THE REQUEST :: Determine the number of lines that have the string "name" in them, and give only that number.

(Extracts from a graphics dataset)
>> START
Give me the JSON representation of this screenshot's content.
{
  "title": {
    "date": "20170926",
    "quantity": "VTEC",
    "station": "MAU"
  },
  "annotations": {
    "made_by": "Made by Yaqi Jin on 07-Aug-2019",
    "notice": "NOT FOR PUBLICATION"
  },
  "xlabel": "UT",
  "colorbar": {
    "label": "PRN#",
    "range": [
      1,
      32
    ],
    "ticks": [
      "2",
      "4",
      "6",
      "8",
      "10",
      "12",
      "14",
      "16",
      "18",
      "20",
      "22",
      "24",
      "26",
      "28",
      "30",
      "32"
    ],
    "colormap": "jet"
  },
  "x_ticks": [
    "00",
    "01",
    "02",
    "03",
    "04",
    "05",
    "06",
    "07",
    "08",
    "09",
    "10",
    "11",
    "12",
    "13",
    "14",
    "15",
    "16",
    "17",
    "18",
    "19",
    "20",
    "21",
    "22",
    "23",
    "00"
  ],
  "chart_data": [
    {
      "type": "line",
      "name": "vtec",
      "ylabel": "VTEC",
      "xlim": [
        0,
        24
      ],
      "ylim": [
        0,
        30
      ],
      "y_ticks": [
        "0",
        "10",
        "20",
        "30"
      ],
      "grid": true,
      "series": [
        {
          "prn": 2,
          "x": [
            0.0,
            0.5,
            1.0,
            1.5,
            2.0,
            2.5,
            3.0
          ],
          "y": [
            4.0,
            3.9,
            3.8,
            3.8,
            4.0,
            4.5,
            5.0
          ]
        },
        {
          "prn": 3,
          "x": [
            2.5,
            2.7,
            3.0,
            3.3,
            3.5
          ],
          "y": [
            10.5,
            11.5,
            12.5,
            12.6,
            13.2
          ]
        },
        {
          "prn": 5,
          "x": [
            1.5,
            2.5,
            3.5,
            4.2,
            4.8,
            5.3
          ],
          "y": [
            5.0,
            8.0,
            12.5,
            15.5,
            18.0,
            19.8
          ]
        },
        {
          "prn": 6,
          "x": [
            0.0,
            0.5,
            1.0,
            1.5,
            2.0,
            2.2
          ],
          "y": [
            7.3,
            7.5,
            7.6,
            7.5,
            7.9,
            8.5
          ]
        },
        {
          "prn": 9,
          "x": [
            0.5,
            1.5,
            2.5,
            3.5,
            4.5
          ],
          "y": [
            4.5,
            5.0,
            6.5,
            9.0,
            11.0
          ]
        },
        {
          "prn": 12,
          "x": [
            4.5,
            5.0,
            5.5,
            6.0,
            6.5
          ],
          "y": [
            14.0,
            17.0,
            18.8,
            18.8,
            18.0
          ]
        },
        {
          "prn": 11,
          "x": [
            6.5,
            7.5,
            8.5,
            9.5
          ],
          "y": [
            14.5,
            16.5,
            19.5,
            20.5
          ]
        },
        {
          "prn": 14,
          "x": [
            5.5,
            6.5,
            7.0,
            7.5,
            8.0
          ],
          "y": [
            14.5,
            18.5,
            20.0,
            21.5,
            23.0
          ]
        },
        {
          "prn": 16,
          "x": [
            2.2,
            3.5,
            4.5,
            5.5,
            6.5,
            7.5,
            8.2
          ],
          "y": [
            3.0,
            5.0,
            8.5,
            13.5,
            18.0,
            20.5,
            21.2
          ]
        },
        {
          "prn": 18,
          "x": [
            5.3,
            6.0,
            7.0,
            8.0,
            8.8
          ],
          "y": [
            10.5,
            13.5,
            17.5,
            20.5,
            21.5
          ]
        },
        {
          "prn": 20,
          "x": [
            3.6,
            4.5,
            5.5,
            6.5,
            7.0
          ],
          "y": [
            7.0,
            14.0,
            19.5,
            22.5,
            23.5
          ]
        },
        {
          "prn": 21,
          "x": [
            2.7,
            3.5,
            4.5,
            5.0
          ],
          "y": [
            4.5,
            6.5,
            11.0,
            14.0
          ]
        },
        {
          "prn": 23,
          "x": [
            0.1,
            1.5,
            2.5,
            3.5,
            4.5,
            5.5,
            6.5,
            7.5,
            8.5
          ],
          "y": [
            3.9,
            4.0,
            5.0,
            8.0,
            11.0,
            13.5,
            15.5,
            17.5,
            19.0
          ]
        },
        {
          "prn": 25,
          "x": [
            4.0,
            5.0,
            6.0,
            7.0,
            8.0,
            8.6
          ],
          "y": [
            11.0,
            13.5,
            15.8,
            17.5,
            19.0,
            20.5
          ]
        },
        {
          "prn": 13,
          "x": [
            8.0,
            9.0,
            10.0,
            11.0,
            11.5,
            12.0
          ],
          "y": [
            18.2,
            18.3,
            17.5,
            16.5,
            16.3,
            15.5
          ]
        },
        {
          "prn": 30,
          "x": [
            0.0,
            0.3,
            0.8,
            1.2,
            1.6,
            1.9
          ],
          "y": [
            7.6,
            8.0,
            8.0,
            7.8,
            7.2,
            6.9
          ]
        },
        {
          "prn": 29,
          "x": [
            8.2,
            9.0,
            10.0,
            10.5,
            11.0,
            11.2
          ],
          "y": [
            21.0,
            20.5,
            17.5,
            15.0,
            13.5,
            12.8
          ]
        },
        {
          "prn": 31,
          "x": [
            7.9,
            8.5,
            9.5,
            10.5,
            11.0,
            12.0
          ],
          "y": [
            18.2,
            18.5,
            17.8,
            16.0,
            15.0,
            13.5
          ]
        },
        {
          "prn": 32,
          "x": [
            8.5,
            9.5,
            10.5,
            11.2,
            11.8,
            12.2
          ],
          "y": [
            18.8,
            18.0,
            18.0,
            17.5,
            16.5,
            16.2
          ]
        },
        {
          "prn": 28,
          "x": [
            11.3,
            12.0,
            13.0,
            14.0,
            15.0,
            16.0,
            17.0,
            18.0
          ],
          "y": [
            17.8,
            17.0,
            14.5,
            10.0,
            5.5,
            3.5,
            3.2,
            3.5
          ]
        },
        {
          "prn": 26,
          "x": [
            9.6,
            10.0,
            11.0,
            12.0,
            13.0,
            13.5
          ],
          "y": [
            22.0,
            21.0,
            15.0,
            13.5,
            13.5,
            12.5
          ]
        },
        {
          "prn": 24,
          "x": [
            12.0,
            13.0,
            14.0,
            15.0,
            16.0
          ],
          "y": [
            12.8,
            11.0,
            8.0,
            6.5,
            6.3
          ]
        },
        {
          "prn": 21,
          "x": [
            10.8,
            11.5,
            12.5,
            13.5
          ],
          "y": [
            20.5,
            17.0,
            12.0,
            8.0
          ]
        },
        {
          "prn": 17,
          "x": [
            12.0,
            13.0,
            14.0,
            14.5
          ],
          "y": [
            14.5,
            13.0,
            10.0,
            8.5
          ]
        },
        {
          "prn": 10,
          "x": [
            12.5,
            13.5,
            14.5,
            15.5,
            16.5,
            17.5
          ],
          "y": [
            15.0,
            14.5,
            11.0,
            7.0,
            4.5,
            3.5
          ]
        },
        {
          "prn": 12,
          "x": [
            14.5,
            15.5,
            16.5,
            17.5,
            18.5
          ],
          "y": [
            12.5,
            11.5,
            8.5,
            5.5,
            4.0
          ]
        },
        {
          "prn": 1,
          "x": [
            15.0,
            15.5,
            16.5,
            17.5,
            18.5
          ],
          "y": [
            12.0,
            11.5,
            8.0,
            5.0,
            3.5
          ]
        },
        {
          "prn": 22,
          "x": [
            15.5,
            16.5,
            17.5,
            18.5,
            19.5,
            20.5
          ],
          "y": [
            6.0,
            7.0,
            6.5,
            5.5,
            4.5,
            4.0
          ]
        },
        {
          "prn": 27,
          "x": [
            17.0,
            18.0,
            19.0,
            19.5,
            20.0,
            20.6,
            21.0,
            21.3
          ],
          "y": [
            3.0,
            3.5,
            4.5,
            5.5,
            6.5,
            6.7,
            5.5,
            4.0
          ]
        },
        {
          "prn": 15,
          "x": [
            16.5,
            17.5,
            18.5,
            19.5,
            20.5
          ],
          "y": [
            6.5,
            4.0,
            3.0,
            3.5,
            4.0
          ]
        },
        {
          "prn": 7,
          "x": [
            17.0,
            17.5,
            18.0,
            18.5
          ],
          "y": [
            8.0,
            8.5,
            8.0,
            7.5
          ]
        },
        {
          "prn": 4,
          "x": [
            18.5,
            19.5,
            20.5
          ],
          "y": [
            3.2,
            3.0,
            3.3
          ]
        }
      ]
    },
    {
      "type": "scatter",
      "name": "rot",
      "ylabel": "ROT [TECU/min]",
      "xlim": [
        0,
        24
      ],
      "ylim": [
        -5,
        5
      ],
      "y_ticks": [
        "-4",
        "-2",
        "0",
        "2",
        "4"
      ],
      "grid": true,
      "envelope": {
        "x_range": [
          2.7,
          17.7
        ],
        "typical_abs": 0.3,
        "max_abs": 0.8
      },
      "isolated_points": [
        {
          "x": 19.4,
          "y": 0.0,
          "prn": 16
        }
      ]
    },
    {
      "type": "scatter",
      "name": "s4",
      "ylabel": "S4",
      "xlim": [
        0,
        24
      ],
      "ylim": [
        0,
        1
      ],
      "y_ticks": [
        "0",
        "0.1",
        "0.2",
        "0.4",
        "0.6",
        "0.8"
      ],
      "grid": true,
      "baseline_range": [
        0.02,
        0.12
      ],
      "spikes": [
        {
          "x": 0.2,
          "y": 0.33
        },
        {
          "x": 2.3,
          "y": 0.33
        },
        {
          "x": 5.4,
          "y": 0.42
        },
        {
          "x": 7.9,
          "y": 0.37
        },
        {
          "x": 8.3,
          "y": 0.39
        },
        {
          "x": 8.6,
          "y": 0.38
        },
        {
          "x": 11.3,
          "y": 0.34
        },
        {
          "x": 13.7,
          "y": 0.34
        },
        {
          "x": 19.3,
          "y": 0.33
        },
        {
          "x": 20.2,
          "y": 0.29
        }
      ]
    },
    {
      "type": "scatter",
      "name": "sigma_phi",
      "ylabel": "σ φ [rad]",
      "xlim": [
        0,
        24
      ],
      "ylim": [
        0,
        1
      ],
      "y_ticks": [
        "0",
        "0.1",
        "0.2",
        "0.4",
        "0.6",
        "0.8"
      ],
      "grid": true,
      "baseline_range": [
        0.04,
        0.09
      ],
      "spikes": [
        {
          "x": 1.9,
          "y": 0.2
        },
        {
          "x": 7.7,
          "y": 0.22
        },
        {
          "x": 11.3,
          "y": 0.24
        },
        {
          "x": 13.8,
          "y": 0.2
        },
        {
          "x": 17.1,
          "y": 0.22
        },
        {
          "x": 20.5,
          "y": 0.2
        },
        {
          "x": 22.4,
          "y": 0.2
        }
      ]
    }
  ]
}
>> END
WORKED SOLUTION :: 4